Copy out all of the entries below, renaming every "Record Gap" as "Data Gap" and changing nothing else.

■ **Records to process**
= = = = = = =
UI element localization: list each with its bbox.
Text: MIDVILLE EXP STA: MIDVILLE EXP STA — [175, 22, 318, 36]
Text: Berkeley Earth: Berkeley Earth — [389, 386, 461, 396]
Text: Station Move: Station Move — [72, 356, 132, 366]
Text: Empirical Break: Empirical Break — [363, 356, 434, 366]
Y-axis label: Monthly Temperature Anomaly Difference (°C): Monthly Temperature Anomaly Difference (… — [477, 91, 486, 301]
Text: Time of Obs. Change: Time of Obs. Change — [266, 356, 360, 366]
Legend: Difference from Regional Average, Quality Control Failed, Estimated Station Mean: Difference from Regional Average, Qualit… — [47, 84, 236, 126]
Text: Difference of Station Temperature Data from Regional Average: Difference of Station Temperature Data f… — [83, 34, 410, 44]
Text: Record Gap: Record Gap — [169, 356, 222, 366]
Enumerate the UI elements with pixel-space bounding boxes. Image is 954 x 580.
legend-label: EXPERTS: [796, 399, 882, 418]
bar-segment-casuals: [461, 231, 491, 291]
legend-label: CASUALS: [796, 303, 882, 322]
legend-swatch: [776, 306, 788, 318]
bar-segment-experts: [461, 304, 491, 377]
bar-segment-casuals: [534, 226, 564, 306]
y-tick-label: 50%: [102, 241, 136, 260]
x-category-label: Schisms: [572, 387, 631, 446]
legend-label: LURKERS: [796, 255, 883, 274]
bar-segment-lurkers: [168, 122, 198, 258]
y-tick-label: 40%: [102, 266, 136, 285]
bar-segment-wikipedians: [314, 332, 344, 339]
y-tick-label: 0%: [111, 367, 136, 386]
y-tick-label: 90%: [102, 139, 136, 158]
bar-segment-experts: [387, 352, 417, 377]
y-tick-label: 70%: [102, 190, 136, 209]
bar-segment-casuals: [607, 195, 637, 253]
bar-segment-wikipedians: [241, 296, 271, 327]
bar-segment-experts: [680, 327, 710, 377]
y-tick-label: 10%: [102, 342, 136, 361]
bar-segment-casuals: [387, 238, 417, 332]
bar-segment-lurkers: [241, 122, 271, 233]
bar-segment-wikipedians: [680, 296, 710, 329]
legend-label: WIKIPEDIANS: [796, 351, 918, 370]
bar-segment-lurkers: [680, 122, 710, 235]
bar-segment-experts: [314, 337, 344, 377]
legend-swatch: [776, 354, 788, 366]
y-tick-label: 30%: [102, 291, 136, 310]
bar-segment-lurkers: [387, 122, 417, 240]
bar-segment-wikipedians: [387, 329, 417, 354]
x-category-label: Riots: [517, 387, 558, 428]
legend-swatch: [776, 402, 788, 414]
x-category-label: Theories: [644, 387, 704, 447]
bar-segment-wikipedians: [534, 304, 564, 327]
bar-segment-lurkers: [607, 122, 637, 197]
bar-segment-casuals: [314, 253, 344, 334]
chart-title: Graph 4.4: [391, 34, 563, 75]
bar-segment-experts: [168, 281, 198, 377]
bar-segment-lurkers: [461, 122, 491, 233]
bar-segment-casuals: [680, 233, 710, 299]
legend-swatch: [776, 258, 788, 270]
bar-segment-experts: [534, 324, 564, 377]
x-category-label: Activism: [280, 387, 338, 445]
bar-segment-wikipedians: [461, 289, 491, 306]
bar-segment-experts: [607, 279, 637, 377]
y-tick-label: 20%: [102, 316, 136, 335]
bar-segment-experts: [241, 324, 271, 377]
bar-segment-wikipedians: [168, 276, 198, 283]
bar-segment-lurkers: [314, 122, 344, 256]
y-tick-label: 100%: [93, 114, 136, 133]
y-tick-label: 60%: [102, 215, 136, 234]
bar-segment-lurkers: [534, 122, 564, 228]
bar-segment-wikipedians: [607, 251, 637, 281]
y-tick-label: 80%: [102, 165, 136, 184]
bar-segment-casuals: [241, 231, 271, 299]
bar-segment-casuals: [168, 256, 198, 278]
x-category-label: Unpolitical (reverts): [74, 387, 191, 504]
= = = = = = =
■ **Solved exercise**
UI element localization: list each with its bbox.
Text: MIDVILLE EXP STA: MIDVILLE EXP STA — [175, 22, 318, 36]
Text: Berkeley Earth: Berkeley Earth — [389, 386, 461, 396]
Text: Station Move: Station Move — [72, 356, 132, 366]
Text: Empirical Break: Empirical Break — [363, 356, 434, 366]
Y-axis label: Monthly Temperature Anomaly Difference (°C): Monthly Temperature Anomaly Difference (… — [477, 91, 486, 301]
Text: Time of Obs. Change: Time of Obs. Change — [266, 356, 360, 366]
Legend: Difference from Regional Average, Quality Control Failed, Estimated Station Mean: Difference from Regional Average, Qualit… — [47, 84, 236, 126]
Text: Difference of Station Temperature Data from Regional Average: Difference of Station Temperature Data f… — [83, 34, 410, 44]
Text: Data Gap: Data Gap — [169, 356, 222, 366]
Enumerate the UI elements with pixel-space bounding boxes. Image is 954 x 580.
legend-label: EXPERTS: [796, 399, 882, 418]
bar-segment-casuals: [461, 231, 491, 291]
legend-label: CASUALS: [796, 303, 882, 322]
legend-swatch: [776, 306, 788, 318]
bar-segment-experts: [461, 304, 491, 377]
bar-segment-casuals: [534, 226, 564, 306]
y-tick-label: 50%: [102, 241, 136, 260]
x-category-label: Schisms: [572, 387, 631, 446]
legend-label: LURKERS: [796, 255, 883, 274]
bar-segment-lurkers: [168, 122, 198, 258]
y-tick-label: 40%: [102, 266, 136, 285]
bar-segment-wikipedians: [314, 332, 344, 339]
y-tick-label: 0%: [111, 367, 136, 386]
y-tick-label: 90%: [102, 139, 136, 158]
bar-segment-experts: [387, 352, 417, 377]
y-tick-label: 70%: [102, 190, 136, 209]
bar-segment-casuals: [607, 195, 637, 253]
bar-segment-wikipedians: [241, 296, 271, 327]
bar-segment-experts: [680, 327, 710, 377]
y-tick-label: 10%: [102, 342, 136, 361]
bar-segment-casuals: [387, 238, 417, 332]
bar-segment-lurkers: [241, 122, 271, 233]
bar-segment-wikipedians: [680, 296, 710, 329]
legend-label: WIKIPEDIANS: [796, 351, 918, 370]
bar-segment-lurkers: [680, 122, 710, 235]
bar-segment-experts: [314, 337, 344, 377]
legend-swatch: [776, 354, 788, 366]
y-tick-label: 30%: [102, 291, 136, 310]
bar-segment-lurkers: [387, 122, 417, 240]
bar-segment-wikipedians: [387, 329, 417, 354]
x-category-label: Riots: [517, 387, 558, 428]
legend-swatch: [776, 402, 788, 414]
x-category-label: Theories: [644, 387, 704, 447]
bar-segment-wikipedians: [534, 304, 564, 327]
bar-segment-lurkers: [607, 122, 637, 197]
bar-segment-casuals: [314, 253, 344, 334]
chart-title: Graph 4.4: [391, 34, 563, 75]
bar-segment-experts: [168, 281, 198, 377]
bar-segment-lurkers: [461, 122, 491, 233]
bar-segment-casuals: [680, 233, 710, 299]
legend-swatch: [776, 258, 788, 270]
bar-segment-experts: [534, 324, 564, 377]
x-category-label: Activism: [280, 387, 338, 445]
bar-segment-wikipedians: [461, 289, 491, 306]
bar-segment-experts: [607, 279, 637, 377]
y-tick-label: 20%: [102, 316, 136, 335]
bar-segment-experts: [241, 324, 271, 377]
bar-segment-wikipedians: [168, 276, 198, 283]
bar-segment-lurkers: [314, 122, 344, 256]
y-tick-label: 100%: [93, 114, 136, 133]
y-tick-label: 60%: [102, 215, 136, 234]
bar-segment-lurkers: [534, 122, 564, 228]
bar-segment-wikipedians: [607, 251, 637, 281]
y-tick-label: 80%: [102, 165, 136, 184]
bar-segment-casuals: [241, 231, 271, 299]
bar-segment-casuals: [168, 256, 198, 278]
x-category-label: Unpolitical (reverts): [74, 387, 191, 504]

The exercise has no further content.